Extracted records:
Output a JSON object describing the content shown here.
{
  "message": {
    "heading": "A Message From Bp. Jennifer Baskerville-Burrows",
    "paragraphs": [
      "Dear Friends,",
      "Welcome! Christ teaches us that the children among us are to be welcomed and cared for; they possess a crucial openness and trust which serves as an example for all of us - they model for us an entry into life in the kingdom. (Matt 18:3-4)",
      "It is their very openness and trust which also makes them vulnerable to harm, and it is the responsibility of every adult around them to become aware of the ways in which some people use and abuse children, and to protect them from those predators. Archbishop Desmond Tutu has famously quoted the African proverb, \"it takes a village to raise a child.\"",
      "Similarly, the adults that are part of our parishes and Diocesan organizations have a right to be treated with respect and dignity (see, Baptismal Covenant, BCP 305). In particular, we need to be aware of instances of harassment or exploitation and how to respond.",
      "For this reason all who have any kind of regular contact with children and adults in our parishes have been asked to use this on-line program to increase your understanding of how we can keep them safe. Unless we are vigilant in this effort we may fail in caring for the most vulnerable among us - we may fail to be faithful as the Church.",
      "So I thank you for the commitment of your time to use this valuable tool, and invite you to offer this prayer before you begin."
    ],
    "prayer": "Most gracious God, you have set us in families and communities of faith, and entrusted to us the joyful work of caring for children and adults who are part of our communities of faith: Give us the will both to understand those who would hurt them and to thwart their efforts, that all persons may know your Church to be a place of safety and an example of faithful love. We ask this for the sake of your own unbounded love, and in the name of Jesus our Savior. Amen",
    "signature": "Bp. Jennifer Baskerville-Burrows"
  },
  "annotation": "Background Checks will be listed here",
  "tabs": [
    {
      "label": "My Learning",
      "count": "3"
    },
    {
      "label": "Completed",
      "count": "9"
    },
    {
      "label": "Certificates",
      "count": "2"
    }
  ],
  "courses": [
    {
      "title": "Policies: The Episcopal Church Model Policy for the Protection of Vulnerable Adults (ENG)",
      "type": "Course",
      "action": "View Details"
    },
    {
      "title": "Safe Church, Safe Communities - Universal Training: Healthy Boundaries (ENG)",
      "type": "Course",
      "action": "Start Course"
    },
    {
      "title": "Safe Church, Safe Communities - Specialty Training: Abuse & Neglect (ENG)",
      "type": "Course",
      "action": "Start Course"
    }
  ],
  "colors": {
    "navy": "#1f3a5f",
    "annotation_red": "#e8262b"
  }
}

Given instruction:
Take the listing above and set it down exactly.

Answer to the exercise:
Output a JSON object describing the content shown here.
{
  "message": {
    "heading": "A Message From Bp. Jennifer Baskerville-Burrows",
    "paragraphs": [
      "Dear Friends,",
      "Welcome! Christ teaches us that the children among us are to be welcomed and cared for; they possess a crucial openness and trust which serves as an example for all of us - they model for us an entry into life in the kingdom. (Matt 18:3-4)",
      "It is their very openness and trust which also makes them vulnerable to harm, and it is the responsibility of every adult around them to become aware of the ways in which some people use and abuse children, and to protect them from those predators. Archbishop Desmond Tutu has famously quoted the African proverb, \"it takes a village to raise a child.\"",
      "Similarly, the adults that are part of our parishes and Diocesan organizations have a right to be treated with respect and dignity (see, Baptismal Covenant, BCP 305). In particular, we need to be aware of instances of harassment or exploitation and how to respond.",
      "For this reason all who have any kind of regular contact with children and adults in our parishes have been asked to use this on-line program to increase your understanding of how we can keep them safe. Unless we are vigilant in this effort we may fail in caring for the most vulnerable among us - we may fail to be faithful as the Church.",
      "So I thank you for the commitment of your time to use this valuable tool, and invite you to offer this prayer before you begin."
    ],
    "prayer": "Most gracious God, you have set us in families and communities of faith, and entrusted to us the joyful work of caring for children and adults who are part of our communities of faith: Give us the will both to understand those who would hurt them and to thwart their efforts, that all persons may know your Church to be a place of safety and an example of faithful love. We ask this for the sake of your own unbounded love, and in the name of Jesus our Savior. Amen",
    "signature": "Bp. Jennifer Baskerville-Burrows"
  },
  "annotation": "Background Checks will be listed here",
  "tabs": [
    {
      "label": "My Learning",
      "count": "3"
    },
    {
      "label": "Completed",
      "count": "9"
    },
    {
      "label": "Certificates",
      "count": "2"
    }
  ],
  "courses": [
    {
      "title": "Policies: The Episcopal Church Model Policy for the Protection of Vulnerable Adults (ENG)",
      "type": "Course",
      "action": "View Details"
    },
    {
      "title": "Safe Church, Safe Communities - Universal Training: Healthy Boundaries (ENG)",
      "type": "Course",
      "action": "Start Course"
    },
    {
      "title": "Safe Church, Safe Communities - Specialty Training: Abuse & Neglect (ENG)",
      "type": "Course",
      "action": "Start Course"
    }
  ],
  "colors": {
    "navy": "#1f3a5f",
    "annotation_red": "#e8262b"
  }
}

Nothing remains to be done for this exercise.